> Goal
Go through the listing beneath this task and return every line that carries the string "недостаточности".

> Recorded information

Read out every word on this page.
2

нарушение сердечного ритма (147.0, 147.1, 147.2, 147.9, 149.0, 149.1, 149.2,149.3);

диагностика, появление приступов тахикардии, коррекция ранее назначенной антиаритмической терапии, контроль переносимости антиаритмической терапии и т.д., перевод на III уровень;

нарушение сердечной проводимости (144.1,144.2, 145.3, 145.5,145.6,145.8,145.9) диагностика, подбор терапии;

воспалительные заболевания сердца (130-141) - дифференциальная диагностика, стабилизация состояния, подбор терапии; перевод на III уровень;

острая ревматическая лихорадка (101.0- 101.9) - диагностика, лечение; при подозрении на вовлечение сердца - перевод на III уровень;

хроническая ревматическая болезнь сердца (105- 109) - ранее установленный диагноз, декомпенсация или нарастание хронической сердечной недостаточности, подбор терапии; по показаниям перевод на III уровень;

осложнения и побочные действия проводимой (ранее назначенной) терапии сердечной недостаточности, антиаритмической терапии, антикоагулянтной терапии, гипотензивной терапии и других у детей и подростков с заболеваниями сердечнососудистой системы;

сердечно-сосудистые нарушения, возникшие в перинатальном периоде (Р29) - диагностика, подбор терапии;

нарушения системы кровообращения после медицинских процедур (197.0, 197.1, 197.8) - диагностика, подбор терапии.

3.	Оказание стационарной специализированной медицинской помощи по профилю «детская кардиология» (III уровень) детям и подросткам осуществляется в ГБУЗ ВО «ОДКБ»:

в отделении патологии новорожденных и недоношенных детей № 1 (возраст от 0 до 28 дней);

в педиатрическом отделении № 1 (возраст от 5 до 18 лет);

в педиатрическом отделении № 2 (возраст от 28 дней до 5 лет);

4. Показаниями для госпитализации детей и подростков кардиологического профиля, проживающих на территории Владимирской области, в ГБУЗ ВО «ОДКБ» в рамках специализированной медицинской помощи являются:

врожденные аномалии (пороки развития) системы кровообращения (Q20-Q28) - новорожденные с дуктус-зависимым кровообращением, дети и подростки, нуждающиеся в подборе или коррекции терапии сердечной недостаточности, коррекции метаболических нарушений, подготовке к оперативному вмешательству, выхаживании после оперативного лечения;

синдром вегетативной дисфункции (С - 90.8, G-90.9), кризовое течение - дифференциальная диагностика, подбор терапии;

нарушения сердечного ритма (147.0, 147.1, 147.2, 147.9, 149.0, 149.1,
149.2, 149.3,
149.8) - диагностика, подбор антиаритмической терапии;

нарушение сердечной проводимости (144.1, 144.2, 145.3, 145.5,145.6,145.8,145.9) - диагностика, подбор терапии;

> Written response
хроническая ревматическая болезнь сердца (105- 109) - ранее установленный диагноз, декомпенсация или нарастание хронической сердечной недостаточности, подбор терапии; по показаниям перевод на III уровень;
осложнения и побочные действия проводимой (ранее назначенной) терапии сердечной недостаточности, антиаритмической терапии, антикоагулянтной терапии, гипотензивной терапии и других у детей и подростков с заболеваниями сердечнососудистой системы;
врожденные аномалии (пороки развития) системы кровообращения (Q20-Q28) - новорожденные с дуктус-зависимым кровообращением, дети и подростки, нуждающиеся в подборе или коррекции терапии сердечной недостаточности, коррекции метаболических нарушений, подготовке к оперативному вмешательству, выхаживании после оперативного лечения;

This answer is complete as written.